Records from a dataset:

+--

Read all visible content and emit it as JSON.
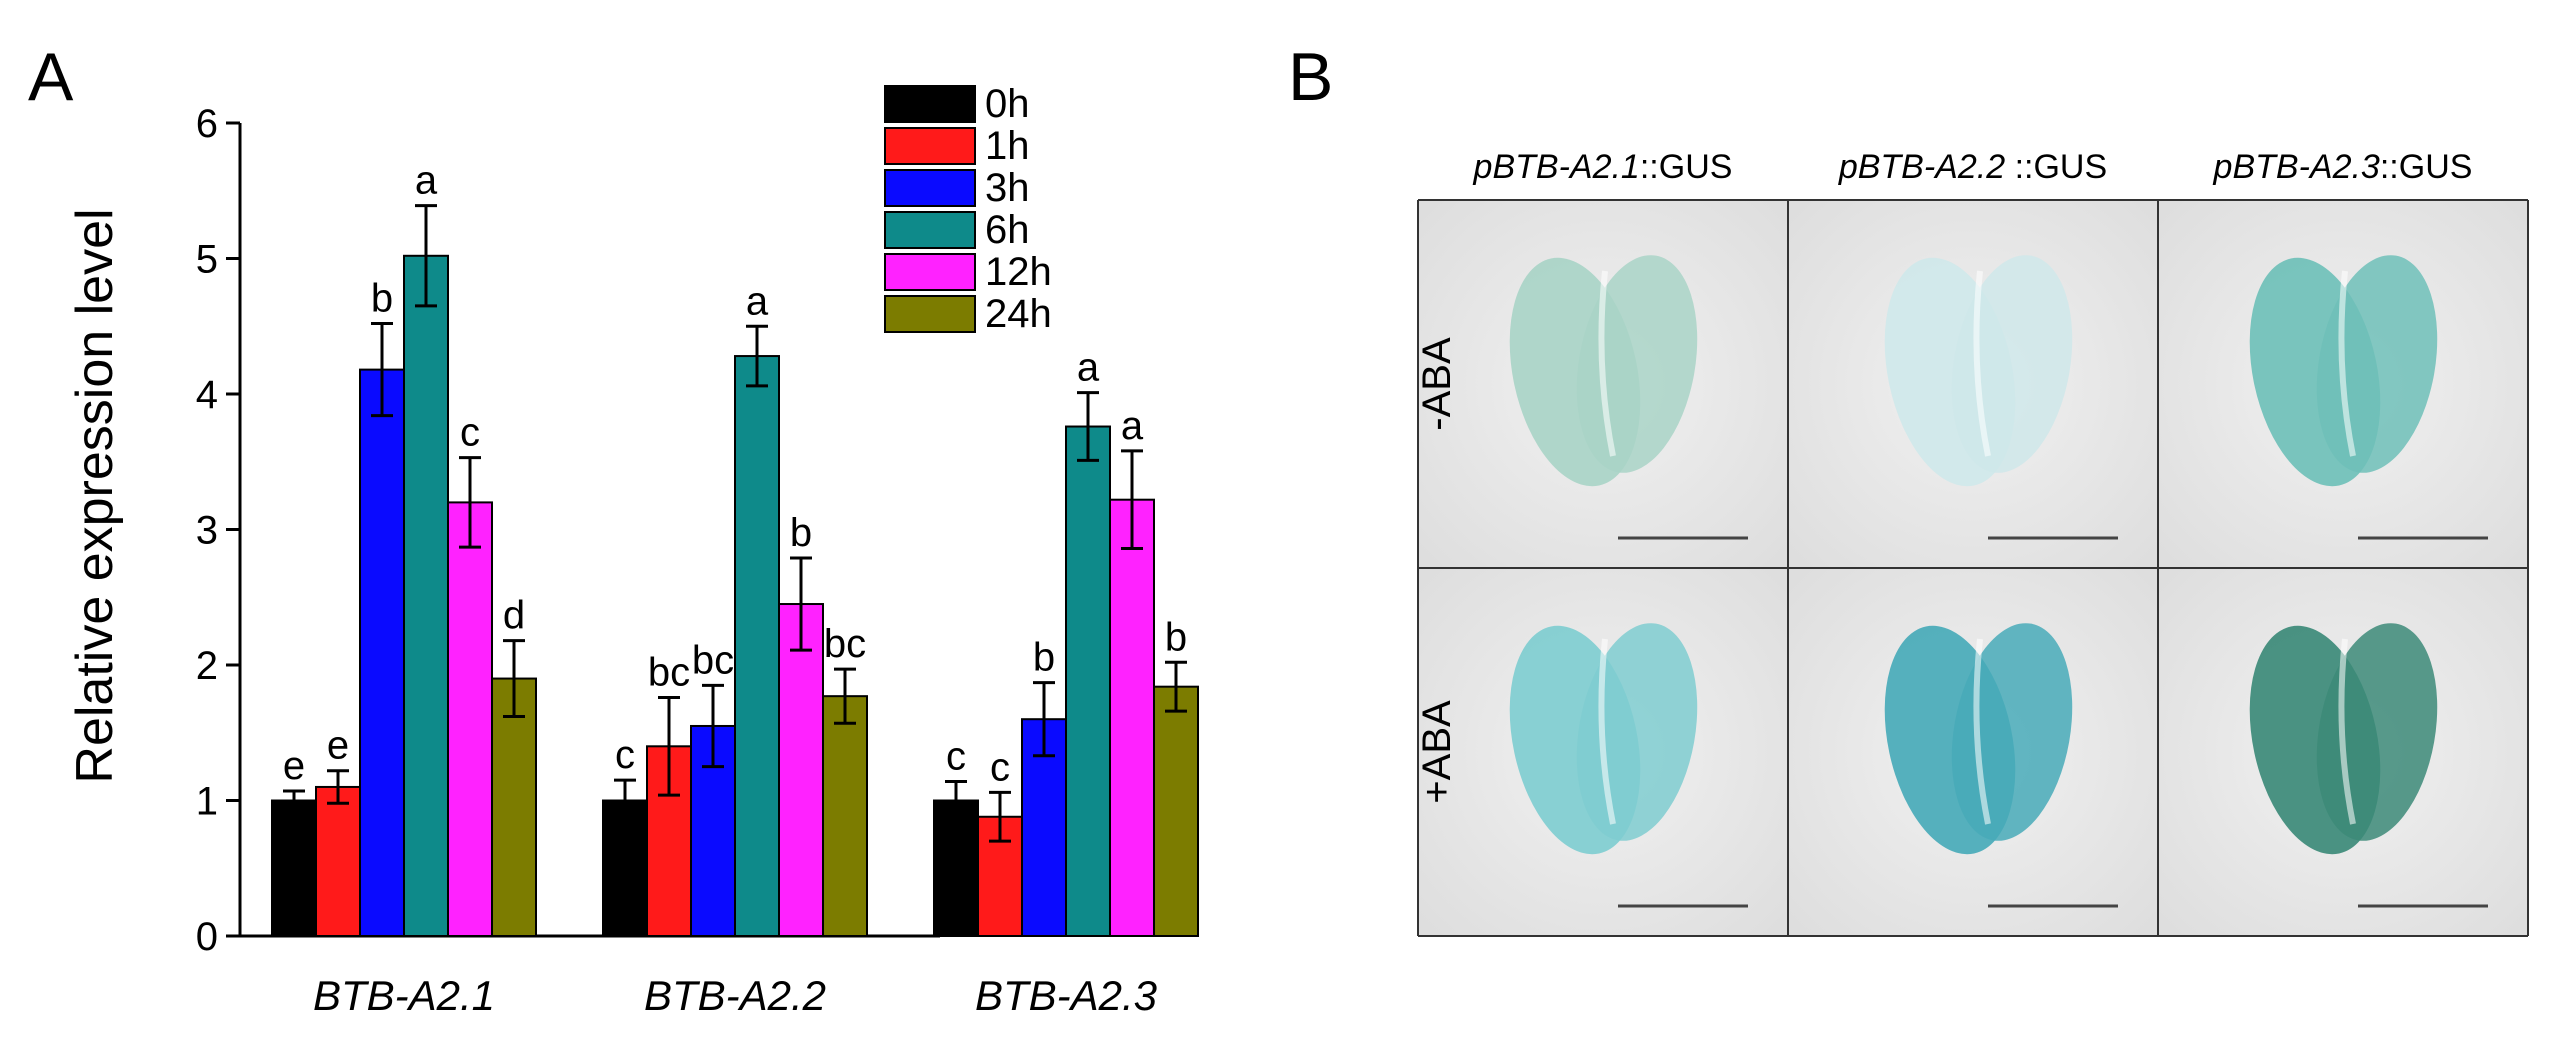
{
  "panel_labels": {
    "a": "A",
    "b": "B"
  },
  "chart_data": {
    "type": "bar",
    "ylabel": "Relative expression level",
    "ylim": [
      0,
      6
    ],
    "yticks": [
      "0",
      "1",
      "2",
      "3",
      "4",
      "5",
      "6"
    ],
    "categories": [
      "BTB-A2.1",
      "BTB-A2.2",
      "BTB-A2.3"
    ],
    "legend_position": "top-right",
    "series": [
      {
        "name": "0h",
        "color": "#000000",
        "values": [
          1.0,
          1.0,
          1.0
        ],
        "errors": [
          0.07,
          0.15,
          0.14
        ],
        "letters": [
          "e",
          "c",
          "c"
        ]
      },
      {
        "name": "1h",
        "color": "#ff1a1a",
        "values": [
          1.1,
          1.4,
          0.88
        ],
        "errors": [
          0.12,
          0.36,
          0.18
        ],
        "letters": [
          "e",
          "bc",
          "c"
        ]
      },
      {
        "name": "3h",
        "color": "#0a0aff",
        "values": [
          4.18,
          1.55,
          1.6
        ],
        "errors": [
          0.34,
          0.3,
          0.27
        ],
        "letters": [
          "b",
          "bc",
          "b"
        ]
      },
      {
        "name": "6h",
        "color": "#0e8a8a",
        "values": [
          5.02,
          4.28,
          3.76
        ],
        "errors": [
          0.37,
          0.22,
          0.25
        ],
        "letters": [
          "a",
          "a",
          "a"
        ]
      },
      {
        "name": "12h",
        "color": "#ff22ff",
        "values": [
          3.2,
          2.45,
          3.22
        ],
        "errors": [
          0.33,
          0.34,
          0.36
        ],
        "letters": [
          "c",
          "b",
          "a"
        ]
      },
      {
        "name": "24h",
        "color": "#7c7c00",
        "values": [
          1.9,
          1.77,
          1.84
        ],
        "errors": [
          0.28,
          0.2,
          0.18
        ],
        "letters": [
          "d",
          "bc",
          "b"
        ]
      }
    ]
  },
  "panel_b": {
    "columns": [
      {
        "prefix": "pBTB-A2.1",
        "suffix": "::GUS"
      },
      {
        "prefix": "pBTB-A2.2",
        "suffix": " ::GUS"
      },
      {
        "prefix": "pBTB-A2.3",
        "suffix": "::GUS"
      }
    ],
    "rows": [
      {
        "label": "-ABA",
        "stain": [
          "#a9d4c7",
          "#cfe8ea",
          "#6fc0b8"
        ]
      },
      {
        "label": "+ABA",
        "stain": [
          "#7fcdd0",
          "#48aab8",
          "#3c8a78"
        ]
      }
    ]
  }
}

+--

> Set problem:
Pick out the lines above that hold the string "color" and show them.

> Finished exercise:
        "color": "#000000",
        "color": "#ff1a1a",
        "color": "#0a0aff",
        "color": "#0e8a8a",
        "color": "#ff22ff",
        "color": "#7c7c00",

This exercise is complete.